* Required work *
Locate each line with the string "average" in the listing below and copy it.

---------- Data in this exercise ----------

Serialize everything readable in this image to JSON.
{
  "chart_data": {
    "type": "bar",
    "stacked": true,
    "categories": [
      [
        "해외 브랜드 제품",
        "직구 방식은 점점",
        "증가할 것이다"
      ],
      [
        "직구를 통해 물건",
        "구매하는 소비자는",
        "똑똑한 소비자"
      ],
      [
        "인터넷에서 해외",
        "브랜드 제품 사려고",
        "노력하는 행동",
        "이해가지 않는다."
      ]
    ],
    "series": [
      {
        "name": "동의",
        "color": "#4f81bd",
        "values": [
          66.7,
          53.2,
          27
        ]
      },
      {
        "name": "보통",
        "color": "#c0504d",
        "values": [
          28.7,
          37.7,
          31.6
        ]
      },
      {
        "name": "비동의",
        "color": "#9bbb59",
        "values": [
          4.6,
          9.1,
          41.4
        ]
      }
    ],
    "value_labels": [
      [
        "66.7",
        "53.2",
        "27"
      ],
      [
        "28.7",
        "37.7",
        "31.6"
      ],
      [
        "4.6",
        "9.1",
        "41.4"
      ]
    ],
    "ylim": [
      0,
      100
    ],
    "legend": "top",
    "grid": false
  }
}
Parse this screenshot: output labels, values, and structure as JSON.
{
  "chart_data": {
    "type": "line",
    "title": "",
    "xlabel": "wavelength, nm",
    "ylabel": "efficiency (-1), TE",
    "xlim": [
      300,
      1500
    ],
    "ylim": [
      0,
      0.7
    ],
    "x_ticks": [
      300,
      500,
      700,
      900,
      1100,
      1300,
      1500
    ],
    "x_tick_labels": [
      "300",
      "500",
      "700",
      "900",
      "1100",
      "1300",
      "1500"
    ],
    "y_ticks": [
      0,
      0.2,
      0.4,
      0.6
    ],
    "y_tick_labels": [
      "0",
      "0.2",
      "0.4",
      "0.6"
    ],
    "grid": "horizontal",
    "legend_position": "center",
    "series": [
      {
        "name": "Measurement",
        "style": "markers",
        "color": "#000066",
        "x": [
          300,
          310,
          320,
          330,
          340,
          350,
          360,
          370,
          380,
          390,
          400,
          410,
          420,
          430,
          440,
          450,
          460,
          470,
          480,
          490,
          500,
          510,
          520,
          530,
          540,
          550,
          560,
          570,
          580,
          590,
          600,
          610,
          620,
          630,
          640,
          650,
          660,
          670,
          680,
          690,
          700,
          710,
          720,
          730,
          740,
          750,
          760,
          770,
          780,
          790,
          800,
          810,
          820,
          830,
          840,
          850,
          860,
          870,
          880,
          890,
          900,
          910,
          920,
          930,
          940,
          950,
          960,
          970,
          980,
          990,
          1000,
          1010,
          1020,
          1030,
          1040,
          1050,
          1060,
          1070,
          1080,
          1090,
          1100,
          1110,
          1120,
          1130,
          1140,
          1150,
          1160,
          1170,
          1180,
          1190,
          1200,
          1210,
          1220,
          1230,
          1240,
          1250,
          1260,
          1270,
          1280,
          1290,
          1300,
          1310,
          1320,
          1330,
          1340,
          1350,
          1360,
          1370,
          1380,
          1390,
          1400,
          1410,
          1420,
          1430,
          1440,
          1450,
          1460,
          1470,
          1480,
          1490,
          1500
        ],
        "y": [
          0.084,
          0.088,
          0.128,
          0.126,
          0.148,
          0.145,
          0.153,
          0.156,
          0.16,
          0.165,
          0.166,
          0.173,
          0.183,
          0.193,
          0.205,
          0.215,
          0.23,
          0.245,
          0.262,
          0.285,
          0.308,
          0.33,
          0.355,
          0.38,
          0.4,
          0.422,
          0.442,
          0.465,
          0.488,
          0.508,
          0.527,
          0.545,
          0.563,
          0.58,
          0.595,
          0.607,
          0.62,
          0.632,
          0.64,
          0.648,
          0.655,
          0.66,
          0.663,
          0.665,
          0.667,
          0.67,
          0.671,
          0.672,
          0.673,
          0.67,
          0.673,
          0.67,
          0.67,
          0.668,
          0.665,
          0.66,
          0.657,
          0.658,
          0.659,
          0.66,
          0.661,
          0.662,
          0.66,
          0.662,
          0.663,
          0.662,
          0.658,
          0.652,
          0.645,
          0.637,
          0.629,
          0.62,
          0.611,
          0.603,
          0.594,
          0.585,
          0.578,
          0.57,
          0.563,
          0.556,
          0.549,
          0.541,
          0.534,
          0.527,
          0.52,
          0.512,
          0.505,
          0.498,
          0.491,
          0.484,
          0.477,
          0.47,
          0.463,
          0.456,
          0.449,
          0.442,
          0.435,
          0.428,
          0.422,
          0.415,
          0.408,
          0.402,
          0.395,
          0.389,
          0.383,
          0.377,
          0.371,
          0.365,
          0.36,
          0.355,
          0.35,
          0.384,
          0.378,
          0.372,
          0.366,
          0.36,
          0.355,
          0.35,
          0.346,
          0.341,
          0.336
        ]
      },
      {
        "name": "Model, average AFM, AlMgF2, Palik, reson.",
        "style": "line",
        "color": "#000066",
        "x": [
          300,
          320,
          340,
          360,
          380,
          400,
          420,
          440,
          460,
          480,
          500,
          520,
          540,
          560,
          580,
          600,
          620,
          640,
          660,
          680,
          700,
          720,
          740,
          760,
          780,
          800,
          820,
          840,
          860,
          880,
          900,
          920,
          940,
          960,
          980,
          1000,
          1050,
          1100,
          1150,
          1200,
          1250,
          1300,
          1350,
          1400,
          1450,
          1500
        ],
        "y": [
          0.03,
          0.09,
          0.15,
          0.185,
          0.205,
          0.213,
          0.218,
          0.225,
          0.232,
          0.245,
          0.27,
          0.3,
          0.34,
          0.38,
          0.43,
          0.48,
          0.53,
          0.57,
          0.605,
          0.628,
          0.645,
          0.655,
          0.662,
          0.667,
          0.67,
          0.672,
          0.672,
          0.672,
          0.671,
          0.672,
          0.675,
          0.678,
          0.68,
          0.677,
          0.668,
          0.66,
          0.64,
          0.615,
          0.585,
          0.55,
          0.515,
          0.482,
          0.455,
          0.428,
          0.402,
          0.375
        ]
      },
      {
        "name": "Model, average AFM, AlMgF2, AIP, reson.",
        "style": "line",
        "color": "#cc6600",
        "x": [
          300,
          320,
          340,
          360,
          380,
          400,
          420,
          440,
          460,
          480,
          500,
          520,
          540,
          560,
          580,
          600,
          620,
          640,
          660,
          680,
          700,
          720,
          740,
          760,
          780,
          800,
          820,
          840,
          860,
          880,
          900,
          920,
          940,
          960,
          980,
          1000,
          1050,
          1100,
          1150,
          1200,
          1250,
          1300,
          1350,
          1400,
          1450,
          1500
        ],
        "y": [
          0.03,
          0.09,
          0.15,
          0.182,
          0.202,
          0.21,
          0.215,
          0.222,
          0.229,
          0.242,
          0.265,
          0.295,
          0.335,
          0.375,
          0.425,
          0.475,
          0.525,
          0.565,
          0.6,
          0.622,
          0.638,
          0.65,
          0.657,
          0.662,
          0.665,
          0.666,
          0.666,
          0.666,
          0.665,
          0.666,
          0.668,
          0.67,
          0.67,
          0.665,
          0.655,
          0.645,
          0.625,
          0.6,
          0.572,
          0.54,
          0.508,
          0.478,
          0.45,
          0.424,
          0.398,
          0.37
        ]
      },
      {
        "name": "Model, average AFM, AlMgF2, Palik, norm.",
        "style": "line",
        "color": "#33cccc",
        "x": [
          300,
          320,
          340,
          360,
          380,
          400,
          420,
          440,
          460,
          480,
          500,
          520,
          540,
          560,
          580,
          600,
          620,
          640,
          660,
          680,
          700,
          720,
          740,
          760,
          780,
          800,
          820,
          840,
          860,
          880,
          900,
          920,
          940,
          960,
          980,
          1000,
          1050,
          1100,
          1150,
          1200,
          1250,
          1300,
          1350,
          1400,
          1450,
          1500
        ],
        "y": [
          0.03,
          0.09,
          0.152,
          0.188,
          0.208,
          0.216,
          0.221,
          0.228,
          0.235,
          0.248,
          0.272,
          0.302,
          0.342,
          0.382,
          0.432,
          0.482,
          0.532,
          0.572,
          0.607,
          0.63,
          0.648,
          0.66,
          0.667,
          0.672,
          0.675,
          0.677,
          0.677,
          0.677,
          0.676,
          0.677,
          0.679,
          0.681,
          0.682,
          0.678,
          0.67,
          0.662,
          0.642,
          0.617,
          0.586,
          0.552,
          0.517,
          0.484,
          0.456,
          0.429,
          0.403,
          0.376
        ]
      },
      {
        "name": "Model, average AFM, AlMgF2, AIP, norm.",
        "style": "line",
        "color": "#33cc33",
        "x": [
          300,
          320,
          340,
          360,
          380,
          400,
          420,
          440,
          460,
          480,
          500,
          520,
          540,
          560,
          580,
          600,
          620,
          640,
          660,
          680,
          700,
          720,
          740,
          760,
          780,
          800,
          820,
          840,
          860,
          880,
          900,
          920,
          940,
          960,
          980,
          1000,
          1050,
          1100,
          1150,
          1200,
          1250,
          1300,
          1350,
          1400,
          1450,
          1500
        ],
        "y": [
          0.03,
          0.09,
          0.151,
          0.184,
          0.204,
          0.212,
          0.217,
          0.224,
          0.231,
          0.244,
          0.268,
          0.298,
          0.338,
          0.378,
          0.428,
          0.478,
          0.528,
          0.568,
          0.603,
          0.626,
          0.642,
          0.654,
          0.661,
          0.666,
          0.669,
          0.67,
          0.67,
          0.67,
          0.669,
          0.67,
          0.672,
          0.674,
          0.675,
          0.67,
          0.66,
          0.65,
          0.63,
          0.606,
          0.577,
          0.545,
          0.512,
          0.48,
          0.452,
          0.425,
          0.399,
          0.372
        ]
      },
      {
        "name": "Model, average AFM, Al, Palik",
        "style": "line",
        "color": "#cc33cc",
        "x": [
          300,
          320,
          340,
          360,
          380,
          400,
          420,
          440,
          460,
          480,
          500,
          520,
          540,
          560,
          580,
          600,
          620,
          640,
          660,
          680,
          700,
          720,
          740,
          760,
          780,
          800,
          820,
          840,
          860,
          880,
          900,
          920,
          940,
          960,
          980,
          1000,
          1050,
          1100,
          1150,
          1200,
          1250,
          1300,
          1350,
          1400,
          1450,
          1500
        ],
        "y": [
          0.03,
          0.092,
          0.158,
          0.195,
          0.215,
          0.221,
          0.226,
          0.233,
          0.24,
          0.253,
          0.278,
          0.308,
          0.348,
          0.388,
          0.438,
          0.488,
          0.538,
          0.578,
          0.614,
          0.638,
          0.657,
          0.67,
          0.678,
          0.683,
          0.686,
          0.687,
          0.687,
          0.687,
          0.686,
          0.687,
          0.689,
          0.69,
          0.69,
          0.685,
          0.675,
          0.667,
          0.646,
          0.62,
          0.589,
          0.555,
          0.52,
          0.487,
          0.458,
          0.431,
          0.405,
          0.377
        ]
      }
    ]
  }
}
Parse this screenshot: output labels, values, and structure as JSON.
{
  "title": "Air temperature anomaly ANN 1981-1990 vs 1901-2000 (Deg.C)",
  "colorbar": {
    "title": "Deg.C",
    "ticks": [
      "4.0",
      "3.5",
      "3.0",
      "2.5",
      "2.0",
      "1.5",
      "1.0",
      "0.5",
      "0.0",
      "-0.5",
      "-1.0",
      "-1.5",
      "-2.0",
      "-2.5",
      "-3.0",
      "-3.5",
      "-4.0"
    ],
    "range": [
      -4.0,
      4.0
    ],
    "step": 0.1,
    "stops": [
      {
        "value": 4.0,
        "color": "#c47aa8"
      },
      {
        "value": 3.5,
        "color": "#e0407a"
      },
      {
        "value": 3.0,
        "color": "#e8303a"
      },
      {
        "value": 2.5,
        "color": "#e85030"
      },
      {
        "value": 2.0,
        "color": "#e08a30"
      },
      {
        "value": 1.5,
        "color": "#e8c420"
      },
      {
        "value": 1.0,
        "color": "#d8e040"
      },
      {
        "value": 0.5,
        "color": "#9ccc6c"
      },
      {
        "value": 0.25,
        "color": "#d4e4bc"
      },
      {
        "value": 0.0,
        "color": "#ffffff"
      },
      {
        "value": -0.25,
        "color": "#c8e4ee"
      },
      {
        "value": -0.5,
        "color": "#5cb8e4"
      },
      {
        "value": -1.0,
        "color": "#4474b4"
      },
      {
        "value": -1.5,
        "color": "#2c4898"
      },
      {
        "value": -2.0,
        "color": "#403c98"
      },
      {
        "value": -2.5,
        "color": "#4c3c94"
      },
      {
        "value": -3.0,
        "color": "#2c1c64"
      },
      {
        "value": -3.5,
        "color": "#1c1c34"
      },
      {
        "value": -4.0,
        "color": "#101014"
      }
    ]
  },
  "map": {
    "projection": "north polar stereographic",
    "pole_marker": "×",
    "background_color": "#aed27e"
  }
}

----------

* Answer for this exercise *
        "name": "Model, average AFM, AlMgF2, Palik, reson.",
        "name": "Model, average AFM, AlMgF2, AIP, reson.",
        "name": "Model, average AFM, AlMgF2, Palik, norm.",
        "name": "Model, average AFM, AlMgF2, AIP, norm.",
        "name": "Model, average AFM, Al, Palik",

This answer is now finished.